# START OF Supplied entries

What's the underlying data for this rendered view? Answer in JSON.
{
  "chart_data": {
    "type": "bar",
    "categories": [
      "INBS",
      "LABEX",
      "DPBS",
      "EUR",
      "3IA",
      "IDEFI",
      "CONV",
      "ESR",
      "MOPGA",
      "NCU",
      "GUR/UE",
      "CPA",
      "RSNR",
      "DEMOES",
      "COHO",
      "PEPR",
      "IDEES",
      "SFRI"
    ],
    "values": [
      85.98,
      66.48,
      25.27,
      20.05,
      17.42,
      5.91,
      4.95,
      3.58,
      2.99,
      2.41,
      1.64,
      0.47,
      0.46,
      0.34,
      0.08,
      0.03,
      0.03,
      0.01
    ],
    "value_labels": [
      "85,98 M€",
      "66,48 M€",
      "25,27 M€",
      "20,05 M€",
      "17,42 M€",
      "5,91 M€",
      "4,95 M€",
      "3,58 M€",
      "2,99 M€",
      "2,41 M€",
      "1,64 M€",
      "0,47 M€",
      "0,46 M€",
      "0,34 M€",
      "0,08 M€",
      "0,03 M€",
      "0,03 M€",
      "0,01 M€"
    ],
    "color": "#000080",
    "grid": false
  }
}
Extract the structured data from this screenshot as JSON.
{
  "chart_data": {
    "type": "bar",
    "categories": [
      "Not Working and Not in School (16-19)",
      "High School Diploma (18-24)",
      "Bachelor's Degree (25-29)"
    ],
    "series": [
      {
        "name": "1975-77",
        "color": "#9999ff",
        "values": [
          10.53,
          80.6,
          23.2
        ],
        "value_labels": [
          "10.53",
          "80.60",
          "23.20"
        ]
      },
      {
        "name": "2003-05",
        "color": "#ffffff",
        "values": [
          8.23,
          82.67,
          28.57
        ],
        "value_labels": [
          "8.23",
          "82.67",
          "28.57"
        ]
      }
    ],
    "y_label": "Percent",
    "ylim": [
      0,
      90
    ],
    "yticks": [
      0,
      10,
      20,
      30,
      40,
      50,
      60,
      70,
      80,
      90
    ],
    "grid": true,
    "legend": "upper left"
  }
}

# END OF Supplied entries

What is being asked: Return the line that contains "Extract the structured" and all lines after it, verbatim, and nothing else.

Written answer:
Extract the structured data from this screenshot as JSON.
{
  "chart_data": {
    "type": "bar",
    "categories": [
      "Not Working and Not in School (16-19)",
      "High School Diploma (18-24)",
      "Bachelor's Degree (25-29)"
    ],
    "series": [
      {
        "name": "1975-77",
        "color": "#9999ff",
        "values": [
          10.53,
          80.6,
          23.2
        ],
        "value_labels": [
          "10.53",
          "80.60",
          "23.20"
        ]
      },
      {
        "name": "2003-05",
        "color": "#ffffff",
        "values": [
          8.23,
          82.67,
          28.57
        ],
        "value_labels": [
          "8.23",
          "82.67",
          "28.57"
        ]
      }
    ],
    "y_label": "Percent",
    "ylim": [
      0,
      90
    ],
    "yticks": [
      0,
      10,
      20,
      30,
      40,
      50,
      60,
      70,
      80,
      90
    ],
    "grid": true,
    "legend": "upper left"
  }
}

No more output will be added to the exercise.